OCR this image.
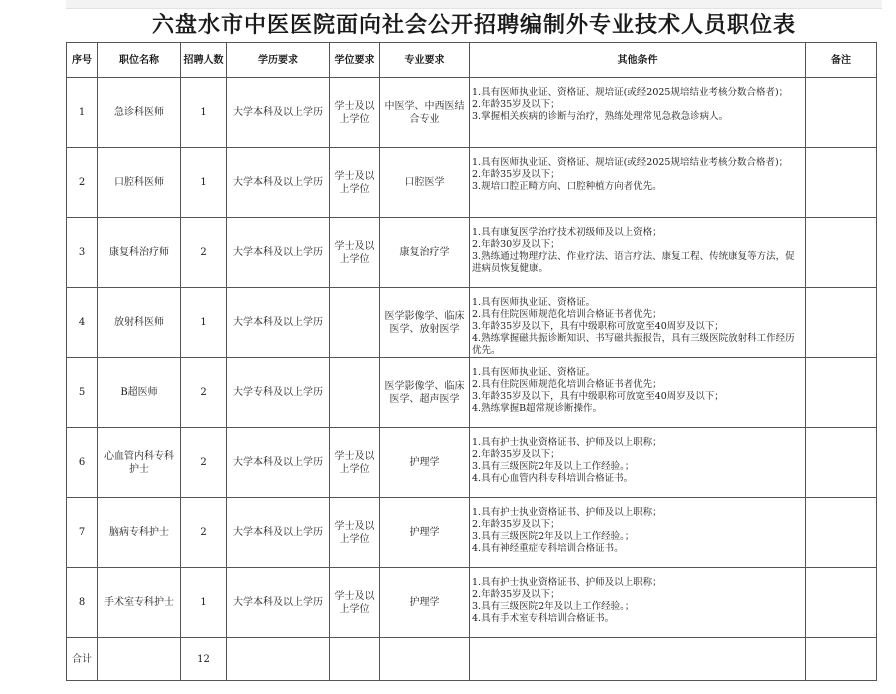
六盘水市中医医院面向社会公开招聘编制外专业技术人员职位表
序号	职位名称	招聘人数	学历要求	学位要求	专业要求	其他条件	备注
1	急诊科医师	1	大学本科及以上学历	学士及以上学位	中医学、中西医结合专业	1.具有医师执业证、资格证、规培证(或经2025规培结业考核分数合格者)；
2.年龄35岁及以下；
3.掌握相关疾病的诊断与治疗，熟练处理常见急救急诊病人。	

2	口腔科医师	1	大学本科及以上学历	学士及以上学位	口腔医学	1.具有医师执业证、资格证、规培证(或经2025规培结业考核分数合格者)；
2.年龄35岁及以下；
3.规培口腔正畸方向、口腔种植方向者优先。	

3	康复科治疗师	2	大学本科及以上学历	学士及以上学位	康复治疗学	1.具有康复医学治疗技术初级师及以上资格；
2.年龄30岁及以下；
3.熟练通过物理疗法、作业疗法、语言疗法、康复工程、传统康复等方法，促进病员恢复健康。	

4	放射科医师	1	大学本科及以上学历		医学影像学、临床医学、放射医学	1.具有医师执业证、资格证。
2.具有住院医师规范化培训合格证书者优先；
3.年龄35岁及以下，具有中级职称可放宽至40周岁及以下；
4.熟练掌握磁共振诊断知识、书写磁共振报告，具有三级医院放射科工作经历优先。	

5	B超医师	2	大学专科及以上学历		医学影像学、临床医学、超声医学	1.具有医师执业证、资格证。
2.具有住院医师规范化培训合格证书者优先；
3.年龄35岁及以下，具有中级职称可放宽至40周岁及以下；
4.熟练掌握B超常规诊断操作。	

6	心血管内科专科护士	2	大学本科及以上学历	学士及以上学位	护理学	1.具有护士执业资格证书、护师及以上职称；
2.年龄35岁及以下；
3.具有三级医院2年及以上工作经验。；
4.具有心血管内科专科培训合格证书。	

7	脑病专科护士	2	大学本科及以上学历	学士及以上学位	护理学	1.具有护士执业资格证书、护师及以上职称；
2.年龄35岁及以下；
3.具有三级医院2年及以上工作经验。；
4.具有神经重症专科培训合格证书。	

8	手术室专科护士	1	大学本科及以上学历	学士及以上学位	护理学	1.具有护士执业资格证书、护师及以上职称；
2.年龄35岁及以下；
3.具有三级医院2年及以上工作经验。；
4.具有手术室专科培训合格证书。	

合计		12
============================================================
WHAT THE EXERCISE ASKS:
Repeat the data exactly, excluding the pictures.

CORRECT OUTPUT:
OCR this image.
六盘水市中医医院面向社会公开招聘编制外专业技术人员职位表
序号	职位名称	招聘人数	学历要求	学位要求	专业要求	其他条件	备注
1	急诊科医师	1	大学本科及以上学历	学士及以上学位	中医学、中西医结合专业	1.具有医师执业证、资格证、规培证(或经2025规培结业考核分数合格者)；
2.年龄35岁及以下；
3.掌握相关疾病的诊断与治疗，熟练处理常见急救急诊病人。	

2	口腔科医师	1	大学本科及以上学历	学士及以上学位	口腔医学	1.具有医师执业证、资格证、规培证(或经2025规培结业考核分数合格者)；
2.年龄35岁及以下；
3.规培口腔正畸方向、口腔种植方向者优先。	

3	康复科治疗师	2	大学本科及以上学历	学士及以上学位	康复治疗学	1.具有康复医学治疗技术初级师及以上资格；
2.年龄30岁及以下；
3.熟练通过物理疗法、作业疗法、语言疗法、康复工程、传统康复等方法，促进病员恢复健康。	

4	放射科医师	1	大学本科及以上学历		医学影像学、临床医学、放射医学	1.具有医师执业证、资格证。
2.具有住院医师规范化培训合格证书者优先；
3.年龄35岁及以下，具有中级职称可放宽至40周岁及以下；
4.熟练掌握磁共振诊断知识、书写磁共振报告，具有三级医院放射科工作经历优先。	

5	B超医师	2	大学专科及以上学历		医学影像学、临床医学、超声医学	1.具有医师执业证、资格证。
2.具有住院医师规范化培训合格证书者优先；
3.年龄35岁及以下，具有中级职称可放宽至40周岁及以下；
4.熟练掌握B超常规诊断操作。	

6	心血管内科专科护士	2	大学本科及以上学历	学士及以上学位	护理学	1.具有护士执业资格证书、护师及以上职称；
2.年龄35岁及以下；
3.具有三级医院2年及以上工作经验。；
4.具有心血管内科专科培训合格证书。	

7	脑病专科护士	2	大学本科及以上学历	学士及以上学位	护理学	1.具有护士执业资格证书、护师及以上职称；
2.年龄35岁及以下；
3.具有三级医院2年及以上工作经验。；
4.具有神经重症专科培训合格证书。	

8	手术室专科护士	1	大学本科及以上学历	学士及以上学位	护理学	1.具有护士执业资格证书、护师及以上职称；
2.年龄35岁及以下；
3.具有三级医院2年及以上工作经验。；
4.具有手术室专科培训合格证书。	

合计		12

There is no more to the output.